*TASK REQUIREMENTS*: Each entry below should be reproduced character for character.

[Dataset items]
----

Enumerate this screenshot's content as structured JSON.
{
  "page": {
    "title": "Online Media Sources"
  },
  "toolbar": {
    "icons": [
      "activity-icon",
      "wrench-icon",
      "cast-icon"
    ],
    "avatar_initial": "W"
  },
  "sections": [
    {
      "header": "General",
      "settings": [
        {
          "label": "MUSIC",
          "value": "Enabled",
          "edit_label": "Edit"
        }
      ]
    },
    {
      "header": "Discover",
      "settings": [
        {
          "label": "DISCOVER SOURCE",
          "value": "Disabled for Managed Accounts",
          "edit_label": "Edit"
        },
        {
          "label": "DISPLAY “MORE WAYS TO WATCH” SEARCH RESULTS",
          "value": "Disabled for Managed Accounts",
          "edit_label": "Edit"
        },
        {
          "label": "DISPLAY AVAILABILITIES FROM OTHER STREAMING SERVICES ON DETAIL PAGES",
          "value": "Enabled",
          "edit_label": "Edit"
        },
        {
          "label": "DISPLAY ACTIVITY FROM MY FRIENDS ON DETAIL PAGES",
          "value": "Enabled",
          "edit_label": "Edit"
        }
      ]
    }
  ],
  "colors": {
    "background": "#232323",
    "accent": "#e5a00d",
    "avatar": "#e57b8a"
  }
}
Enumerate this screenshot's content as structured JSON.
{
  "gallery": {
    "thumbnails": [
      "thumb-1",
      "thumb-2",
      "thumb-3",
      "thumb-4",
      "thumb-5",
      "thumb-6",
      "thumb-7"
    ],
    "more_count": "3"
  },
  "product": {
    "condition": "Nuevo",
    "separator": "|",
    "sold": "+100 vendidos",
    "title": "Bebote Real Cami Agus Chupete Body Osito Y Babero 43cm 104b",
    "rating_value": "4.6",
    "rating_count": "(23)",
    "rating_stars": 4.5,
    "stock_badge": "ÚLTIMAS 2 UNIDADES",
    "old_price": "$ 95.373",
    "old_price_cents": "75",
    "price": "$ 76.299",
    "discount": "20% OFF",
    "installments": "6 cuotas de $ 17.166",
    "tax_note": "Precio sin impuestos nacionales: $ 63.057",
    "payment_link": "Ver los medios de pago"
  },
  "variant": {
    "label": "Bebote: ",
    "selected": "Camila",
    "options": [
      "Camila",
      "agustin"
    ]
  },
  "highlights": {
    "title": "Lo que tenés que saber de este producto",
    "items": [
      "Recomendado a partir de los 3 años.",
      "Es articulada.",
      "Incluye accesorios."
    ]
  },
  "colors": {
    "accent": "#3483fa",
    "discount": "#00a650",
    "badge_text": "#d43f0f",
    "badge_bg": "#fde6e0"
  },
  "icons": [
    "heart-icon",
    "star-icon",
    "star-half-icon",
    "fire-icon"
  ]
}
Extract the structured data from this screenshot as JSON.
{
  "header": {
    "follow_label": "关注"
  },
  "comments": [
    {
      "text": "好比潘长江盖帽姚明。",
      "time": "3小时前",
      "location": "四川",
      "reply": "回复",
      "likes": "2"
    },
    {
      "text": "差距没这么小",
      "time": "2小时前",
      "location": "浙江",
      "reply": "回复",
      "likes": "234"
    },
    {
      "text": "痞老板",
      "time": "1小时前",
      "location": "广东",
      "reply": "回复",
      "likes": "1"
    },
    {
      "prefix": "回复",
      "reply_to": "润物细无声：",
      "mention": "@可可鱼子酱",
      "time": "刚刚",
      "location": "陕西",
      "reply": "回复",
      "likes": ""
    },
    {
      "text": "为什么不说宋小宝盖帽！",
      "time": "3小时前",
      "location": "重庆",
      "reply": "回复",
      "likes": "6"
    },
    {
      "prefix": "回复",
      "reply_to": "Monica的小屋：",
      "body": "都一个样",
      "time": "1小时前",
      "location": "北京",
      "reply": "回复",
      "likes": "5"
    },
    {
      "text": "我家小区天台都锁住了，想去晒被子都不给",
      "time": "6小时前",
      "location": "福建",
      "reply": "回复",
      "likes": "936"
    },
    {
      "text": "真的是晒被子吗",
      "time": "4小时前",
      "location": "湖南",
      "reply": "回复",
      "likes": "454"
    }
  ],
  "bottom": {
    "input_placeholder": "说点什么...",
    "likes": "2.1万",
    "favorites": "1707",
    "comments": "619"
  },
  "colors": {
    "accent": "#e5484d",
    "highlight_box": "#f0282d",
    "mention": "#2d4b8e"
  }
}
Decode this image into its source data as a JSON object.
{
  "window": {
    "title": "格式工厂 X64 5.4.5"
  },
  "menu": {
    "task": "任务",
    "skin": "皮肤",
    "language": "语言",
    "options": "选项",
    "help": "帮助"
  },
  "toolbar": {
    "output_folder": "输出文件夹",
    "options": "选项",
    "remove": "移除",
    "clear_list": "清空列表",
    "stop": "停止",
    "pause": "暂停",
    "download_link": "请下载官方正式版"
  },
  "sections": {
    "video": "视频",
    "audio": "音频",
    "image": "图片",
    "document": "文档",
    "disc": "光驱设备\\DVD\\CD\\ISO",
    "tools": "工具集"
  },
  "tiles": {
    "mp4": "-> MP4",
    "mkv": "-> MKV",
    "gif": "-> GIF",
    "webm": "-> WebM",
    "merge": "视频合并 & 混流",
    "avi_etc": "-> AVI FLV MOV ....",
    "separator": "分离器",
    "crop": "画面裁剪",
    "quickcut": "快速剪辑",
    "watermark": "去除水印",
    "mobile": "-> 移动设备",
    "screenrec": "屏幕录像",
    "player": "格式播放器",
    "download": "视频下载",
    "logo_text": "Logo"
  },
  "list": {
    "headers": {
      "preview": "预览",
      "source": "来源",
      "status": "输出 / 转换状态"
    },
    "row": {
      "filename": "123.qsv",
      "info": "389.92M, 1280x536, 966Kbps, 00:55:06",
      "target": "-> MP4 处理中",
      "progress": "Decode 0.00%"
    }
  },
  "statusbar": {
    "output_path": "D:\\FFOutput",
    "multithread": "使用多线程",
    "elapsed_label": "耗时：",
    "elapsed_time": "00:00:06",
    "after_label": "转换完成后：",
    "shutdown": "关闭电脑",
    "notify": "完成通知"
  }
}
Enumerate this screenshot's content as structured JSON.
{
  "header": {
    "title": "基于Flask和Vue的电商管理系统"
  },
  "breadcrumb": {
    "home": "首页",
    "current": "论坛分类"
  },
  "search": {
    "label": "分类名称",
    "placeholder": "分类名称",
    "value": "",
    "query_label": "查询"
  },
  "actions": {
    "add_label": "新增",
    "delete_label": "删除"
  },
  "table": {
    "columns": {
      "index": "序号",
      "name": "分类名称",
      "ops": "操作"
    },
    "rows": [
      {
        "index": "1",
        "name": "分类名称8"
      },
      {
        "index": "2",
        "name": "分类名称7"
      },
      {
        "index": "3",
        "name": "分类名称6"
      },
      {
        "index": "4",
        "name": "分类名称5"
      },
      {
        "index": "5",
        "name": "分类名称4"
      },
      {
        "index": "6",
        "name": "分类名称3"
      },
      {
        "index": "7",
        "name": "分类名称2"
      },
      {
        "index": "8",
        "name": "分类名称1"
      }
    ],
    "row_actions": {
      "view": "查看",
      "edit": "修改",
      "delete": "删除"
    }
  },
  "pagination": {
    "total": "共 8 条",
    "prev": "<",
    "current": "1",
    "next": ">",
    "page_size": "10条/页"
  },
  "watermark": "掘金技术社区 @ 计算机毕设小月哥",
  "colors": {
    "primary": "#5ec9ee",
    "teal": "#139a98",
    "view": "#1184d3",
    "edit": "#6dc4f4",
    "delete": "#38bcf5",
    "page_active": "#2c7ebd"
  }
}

----

*RIGHT ANSWER*:
Enumerate this screenshot's content as structured JSON.
{
  "page": {
    "title": "Online Media Sources"
  },
  "toolbar": {
    "icons": [
      "activity-icon",
      "wrench-icon",
      "cast-icon"
    ],
    "avatar_initial": "W"
  },
  "sections": [
    {
      "header": "General",
      "settings": [
        {
          "label": "MUSIC",
          "value": "Enabled",
          "edit_label": "Edit"
        }
      ]
    },
    {
      "header": "Discover",
      "settings": [
        {
          "label": "DISCOVER SOURCE",
          "value": "Disabled for Managed Accounts",
          "edit_label": "Edit"
        },
        {
          "label": "DISPLAY “MORE WAYS TO WATCH” SEARCH RESULTS",
          "value": "Disabled for Managed Accounts",
          "edit_label": "Edit"
        },
        {
          "label": "DISPLAY AVAILABILITIES FROM OTHER STREAMING SERVICES ON DETAIL PAGES",
          "value": "Enabled",
          "edit_label": "Edit"
        },
        {
          "label": "DISPLAY ACTIVITY FROM MY FRIENDS ON DETAIL PAGES",
          "value": "Enabled",
          "edit_label": "Edit"
        }
      ]
    }
  ],
  "colors": {
    "background": "#232323",
    "accent": "#e5a00d",
    "avatar": "#e57b8a"
  }
}
Enumerate this screenshot's content as structured JSON.
{
  "gallery": {
    "thumbnails": [
      "thumb-1",
      "thumb-2",
      "thumb-3",
      "thumb-4",
      "thumb-5",
      "thumb-6",
      "thumb-7"
    ],
    "more_count": "3"
  },
  "product": {
    "condition": "Nuevo",
    "separator": "|",
    "sold": "+100 vendidos",
    "title": "Bebote Real Cami Agus Chupete Body Osito Y Babero 43cm 104b",
    "rating_value": "4.6",
    "rating_count": "(23)",
    "rating_stars": 4.5,
    "stock_badge": "ÚLTIMAS 2 UNIDADES",
    "old_price": "$ 95.373",
    "old_price_cents": "75",
    "price": "$ 76.299",
    "discount": "20% OFF",
    "installments": "6 cuotas de $ 17.166",
    "tax_note": "Precio sin impuestos nacionales: $ 63.057",
    "payment_link": "Ver los medios de pago"
  },
  "variant": {
    "label": "Bebote: ",
    "selected": "Camila",
    "options": [
      "Camila",
      "agustin"
    ]
  },
  "highlights": {
    "title": "Lo que tenés que saber de este producto",
    "items": [
      "Recomendado a partir de los 3 años.",
      "Es articulada.",
      "Incluye accesorios."
    ]
  },
  "colors": {
    "accent": "#3483fa",
    "discount": "#00a650",
    "badge_text": "#d43f0f",
    "badge_bg": "#fde6e0"
  },
  "icons": [
    "heart-icon",
    "star-icon",
    "star-half-icon",
    "fire-icon"
  ]
}
Extract the structured data from this screenshot as JSON.
{
  "header": {
    "follow_label": "关注"
  },
  "comments": [
    {
      "text": "好比潘长江盖帽姚明。",
      "time": "3小时前",
      "location": "四川",
      "reply": "回复",
      "likes": "2"
    },
    {
      "text": "差距没这么小",
      "time": "2小时前",
      "location": "浙江",
      "reply": "回复",
      "likes": "234"
    },
    {
      "text": "痞老板",
      "time": "1小时前",
      "location": "广东",
      "reply": "回复",
      "likes": "1"
    },
    {
      "prefix": "回复",
      "reply_to": "润物细无声：",
      "mention": "@可可鱼子酱",
      "time": "刚刚",
      "location": "陕西",
      "reply": "回复",
      "likes": ""
    },
    {
      "text": "为什么不说宋小宝盖帽！",
      "time": "3小时前",
      "location": "重庆",
      "reply": "回复",
      "likes": "6"
    },
    {
      "prefix": "回复",
      "reply_to": "Monica的小屋：",
      "body": "都一个样",
      "time": "1小时前",
      "location": "北京",
      "reply": "回复",
      "likes": "5"
    },
    {
      "text": "我家小区天台都锁住了，想去晒被子都不给",
      "time": "6小时前",
      "location": "福建",
      "reply": "回复",
      "likes": "936"
    },
    {
      "text": "真的是晒被子吗",
      "time": "4小时前",
      "location": "湖南",
      "reply": "回复",
      "likes": "454"
    }
  ],
  "bottom": {
    "input_placeholder": "说点什么...",
    "likes": "2.1万",
    "favorites": "1707",
    "comments": "619"
  },
  "colors": {
    "accent": "#e5484d",
    "highlight_box": "#f0282d",
    "mention": "#2d4b8e"
  }
}
Decode this image into its source data as a JSON object.
{
  "window": {
    "title": "格式工厂 X64 5.4.5"
  },
  "menu": {
    "task": "任务",
    "skin": "皮肤",
    "language": "语言",
    "options": "选项",
    "help": "帮助"
  },
  "toolbar": {
    "output_folder": "输出文件夹",
    "options": "选项",
    "remove": "移除",
    "clear_list": "清空列表",
    "stop": "停止",
    "pause": "暂停",
    "download_link": "请下载官方正式版"
  },
  "sections": {
    "video": "视频",
    "audio": "音频",
    "image": "图片",
    "document": "文档",
    "disc": "光驱设备\\DVD\\CD\\ISO",
    "tools": "工具集"
  },
  "tiles": {
    "mp4": "-> MP4",
    "mkv": "-> MKV",
    "gif": "-> GIF",
    "webm": "-> WebM",
    "merge": "视频合并 & 混流",
    "avi_etc": "-> AVI FLV MOV ....",
    "separator": "分离器",
    "crop": "画面裁剪",
    "quickcut": "快速剪辑",
    "watermark": "去除水印",
    "mobile": "-> 移动设备",
    "screenrec": "屏幕录像",
    "player": "格式播放器",
    "download": "视频下载",
    "logo_text": "Logo"
  },
  "list": {
    "headers": {
      "preview": "预览",
      "source": "来源",
      "status": "输出 / 转换状态"
    },
    "row": {
      "filename": "123.qsv",
      "info": "389.92M, 1280x536, 966Kbps, 00:55:06",
      "target": "-> MP4 处理中",
      "progress": "Decode 0.00%"
    }
  },
  "statusbar": {
    "output_path": "D:\\FFOutput",
    "multithread": "使用多线程",
    "elapsed_label": "耗时：",
    "elapsed_time": "00:00:06",
    "after_label": "转换完成后：",
    "shutdown": "关闭电脑",
    "notify": "完成通知"
  }
}
Enumerate this screenshot's content as structured JSON.
{
  "header": {
    "title": "基于Flask和Vue的电商管理系统"
  },
  "breadcrumb": {
    "home": "首页",
    "current": "论坛分类"
  },
  "search": {
    "label": "分类名称",
    "placeholder": "分类名称",
    "value": "",
    "query_label": "查询"
  },
  "actions": {
    "add_label": "新增",
    "delete_label": "删除"
  },
  "table": {
    "columns": {
      "index": "序号",
      "name": "分类名称",
      "ops": "操作"
    },
    "rows": [
      {
        "index": "1",
        "name": "分类名称8"
      },
      {
        "index": "2",
        "name": "分类名称7"
      },
      {
        "index": "3",
        "name": "分类名称6"
      },
      {
        "index": "4",
        "name": "分类名称5"
      },
      {
        "index": "5",
        "name": "分类名称4"
      },
      {
        "index": "6",
        "name": "分类名称3"
      },
      {
        "index": "7",
        "name": "分类名称2"
      },
      {
        "index": "8",
        "name": "分类名称1"
      }
    ],
    "row_actions": {
      "view": "查看",
      "edit": "修改",
      "delete": "删除"
    }
  },
  "pagination": {
    "total": "共 8 条",
    "prev": "<",
    "current": "1",
    "next": ">",
    "page_size": "10条/页"
  },
  "watermark": "掘金技术社区 @ 计算机毕设小月哥",
  "colors": {
    "primary": "#5ec9ee",
    "teal": "#139a98",
    "view": "#1184d3",
    "edit": "#6dc4f4",
    "delete": "#38bcf5",
    "page_active": "#2c7ebd"
  }
}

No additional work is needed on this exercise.